• [Short exercise] Repeat the entries that follow verbatim, without any of their pictures.

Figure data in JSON
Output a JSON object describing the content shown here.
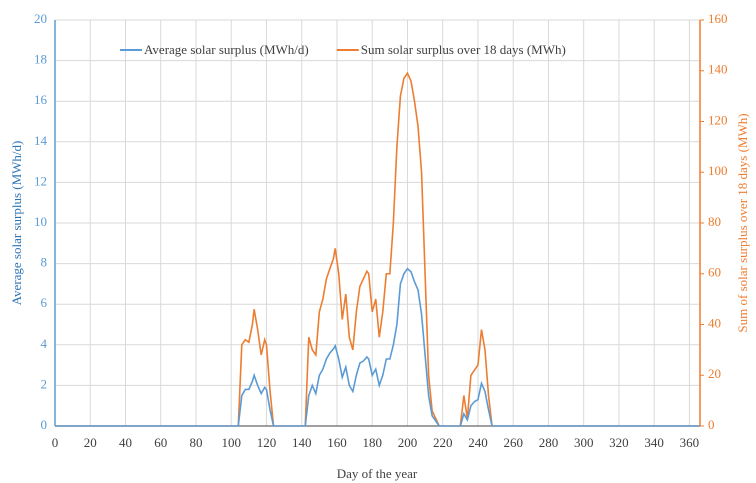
{
  "chart_data": {
    "type": "line",
    "x_label": "Day of the year",
    "y_label": "Average solar surplus (MWh/d)",
    "y2_label": "Sum of solar surplus over 18 days (MWh)",
    "x": [
      0,
      104,
      106,
      108,
      110,
      112,
      113,
      115,
      117,
      119,
      120,
      122,
      124,
      142,
      144,
      146,
      148,
      150,
      152,
      154,
      156,
      158,
      159,
      161,
      163,
      165,
      167,
      169,
      171,
      173,
      175,
      177,
      178,
      180,
      182,
      184,
      186,
      188,
      190,
      192,
      194,
      196,
      198,
      200,
      202,
      204,
      206,
      208,
      210,
      212,
      214,
      218,
      230,
      232,
      234,
      236,
      238,
      240,
      242,
      244,
      246,
      248,
      366
    ],
    "series": [
      {
        "name": "Average solar surplus (MWh/d)",
        "color": "#5b9bd5",
        "values": [
          0,
          0,
          1.5,
          1.8,
          1.8,
          2.2,
          2.5,
          2.0,
          1.6,
          1.9,
          1.8,
          0.8,
          0,
          0,
          1.5,
          2.0,
          1.6,
          2.5,
          2.8,
          3.3,
          3.6,
          3.8,
          3.95,
          3.3,
          2.4,
          2.9,
          2.0,
          1.7,
          2.5,
          3.1,
          3.2,
          3.4,
          3.3,
          2.5,
          2.8,
          2.0,
          2.5,
          3.3,
          3.3,
          4.0,
          5.0,
          7.0,
          7.5,
          7.75,
          7.6,
          7.1,
          6.7,
          5.5,
          3.5,
          1.5,
          0.5,
          0,
          0,
          0.6,
          0.3,
          1.0,
          1.2,
          1.3,
          2.1,
          1.7,
          0.8,
          0,
          0
        ]
      },
      {
        "name": "Sum solar surplus over 18 days (MWh)",
        "color": "#ed7d31",
        "axis": "y2",
        "values": [
          0,
          0,
          32,
          34,
          33,
          40,
          46,
          38,
          28,
          34,
          32,
          14,
          0,
          0,
          35,
          30,
          28,
          45,
          50,
          58,
          62,
          66,
          70,
          60,
          42,
          52,
          35,
          30,
          45,
          55,
          58,
          61,
          60,
          45,
          50,
          35,
          45,
          60,
          60,
          80,
          110,
          130,
          137,
          139,
          136,
          128,
          118,
          100,
          60,
          20,
          6,
          0,
          0,
          12,
          3,
          20,
          22,
          24,
          38,
          30,
          12,
          0,
          0
        ]
      }
    ],
    "xlim": [
      0,
      366
    ],
    "xticks": [
      0,
      20,
      40,
      60,
      80,
      100,
      120,
      140,
      160,
      180,
      200,
      220,
      240,
      260,
      280,
      300,
      320,
      340,
      360
    ],
    "ylim": [
      0,
      20
    ],
    "yticks": [
      0,
      2,
      4,
      6,
      8,
      10,
      12,
      14,
      16,
      18,
      20
    ],
    "y2lim": [
      0,
      160
    ],
    "y2ticks": [
      0,
      20,
      40,
      60,
      80,
      100,
      120,
      140,
      160
    ],
    "grid": true
  }
}
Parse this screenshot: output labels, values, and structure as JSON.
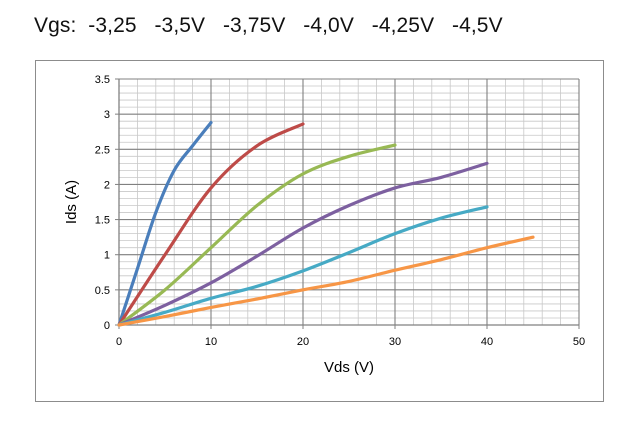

• [Finished task]
Output a JSON object describing the content shown here.
{
  "chart_data": {
    "type": "line",
    "x_label": "Day of the year",
    "y_label": "Average solar surplus (MWh/d)",
    "y2_label": "Sum of solar surplus over 18 days (MWh)",
    "x": [
      0,
      104,
      106,
      108,
      110,
      112,
      113,
      115,
      117,
      119,
      120,
      122,
      124,
      142,
      144,
      146,
      148,
      150,
      152,
      154,
      156,
      158,
      159,
      161,
      163,
      165,
      167,
      169,
      171,
      173,
      175,
      177,
      178,
      180,
      182,
      184,
      186,
      188,
      190,
      192,
      194,
      196,
      198,
      200,
      202,
      204,
      206,
      208,
      210,
      212,
      214,
      218,
      230,
      232,
      234,
      236,
      238,
      240,
      242,
      244,
      246,
      248,
      366
    ],
    "series": [
      {
        "name": "Average solar surplus (MWh/d)",
        "color": "#5b9bd5",
        "values": [
          0,
          0,
          1.5,
          1.8,
          1.8,
          2.2,
          2.5,
          2.0,
          1.6,
          1.9,
          1.8,
          0.8,
          0,
          0,
          1.5,
          2.0,
          1.6,
          2.5,
          2.8,
          3.3,
          3.6,
          3.8,
          3.95,
          3.3,
          2.4,
          2.9,
          2.0,
          1.7,
          2.5,
          3.1,
          3.2,
          3.4,
          3.3,
          2.5,
          2.8,
          2.0,
          2.5,
          3.3,
          3.3,
          4.0,
          5.0,
          7.0,
          7.5,
          7.75,
          7.6,
          7.1,
          6.7,
          5.5,
          3.5,
          1.5,
          0.5,
          0,
          0,
          0.6,
          0.3,
          1.0,
          1.2,
          1.3,
          2.1,
          1.7,
          0.8,
          0,
          0
        ]
      },
      {
        "name": "Sum solar surplus over 18 days (MWh)",
        "color": "#ed7d31",
        "axis": "y2",
        "values": [
          0,
          0,
          32,
          34,
          33,
          40,
          46,
          38,
          28,
          34,
          32,
          14,
          0,
          0,
          35,
          30,
          28,
          45,
          50,
          58,
          62,
          66,
          70,
          60,
          42,
          52,
          35,
          30,
          45,
          55,
          58,
          61,
          60,
          45,
          50,
          35,
          45,
          60,
          60,
          80,
          110,
          130,
          137,
          139,
          136,
          128,
          118,
          100,
          60,
          20,
          6,
          0,
          0,
          12,
          3,
          20,
          22,
          24,
          38,
          30,
          12,
          0,
          0
        ]
      }
    ],
    "xlim": [
      0,
      366
    ],
    "xticks": [
      0,
      20,
      40,
      60,
      80,
      100,
      120,
      140,
      160,
      180,
      200,
      220,
      240,
      260,
      280,
      300,
      320,
      340,
      360
    ],
    "ylim": [
      0,
      20
    ],
    "yticks": [
      0,
      2,
      4,
      6,
      8,
      10,
      12,
      14,
      16,
      18,
      20
    ],
    "y2lim": [
      0,
      160
    ],
    "y2ticks": [
      0,
      20,
      40,
      60,
      80,
      100,
      120,
      140,
      160
    ],
    "grid": true
  }
}
Parse this screenshot: output labels, values, and structure as JSON.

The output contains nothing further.